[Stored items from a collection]
-------------------------
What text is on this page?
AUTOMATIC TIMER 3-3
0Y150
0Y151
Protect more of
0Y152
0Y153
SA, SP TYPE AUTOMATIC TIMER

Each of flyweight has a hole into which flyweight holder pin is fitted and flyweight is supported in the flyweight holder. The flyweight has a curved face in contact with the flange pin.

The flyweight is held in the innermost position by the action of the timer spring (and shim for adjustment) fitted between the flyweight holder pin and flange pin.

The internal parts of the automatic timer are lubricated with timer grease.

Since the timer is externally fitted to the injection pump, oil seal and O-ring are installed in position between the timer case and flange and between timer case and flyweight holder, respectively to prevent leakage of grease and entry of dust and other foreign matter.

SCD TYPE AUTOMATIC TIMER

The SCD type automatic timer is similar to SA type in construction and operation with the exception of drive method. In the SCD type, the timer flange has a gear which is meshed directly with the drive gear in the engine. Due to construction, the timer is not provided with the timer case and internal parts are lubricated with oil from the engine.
-------------------------
= WHAT TO PRODUCE =
Return all of the entries exactly as they were supplied.

= SOLUTION FOR THIS PROBLEM =
What text is on this page?
AUTOMATIC TIMER 3-3
0Y150
0Y151
Protect more of
0Y152
0Y153
SA, SP TYPE AUTOMATIC TIMER

Each of flyweight has a hole into which flyweight holder pin is fitted and flyweight is supported in the flyweight holder. The flyweight has a curved face in contact with the flange pin.

The flyweight is held in the innermost position by the action of the timer spring (and shim for adjustment) fitted between the flyweight holder pin and flange pin.

The internal parts of the automatic timer are lubricated with timer grease.

Since the timer is externally fitted to the injection pump, oil seal and O-ring are installed in position between the timer case and flange and between timer case and flyweight holder, respectively to prevent leakage of grease and entry of dust and other foreign matter.

SCD TYPE AUTOMATIC TIMER

The SCD type automatic timer is similar to SA type in construction and operation with the exception of drive method. In the SCD type, the timer flange has a gear which is meshed directly with the drive gear in the engine. Due to construction, the timer is not provided with the timer case and internal parts are lubricated with oil from the engine.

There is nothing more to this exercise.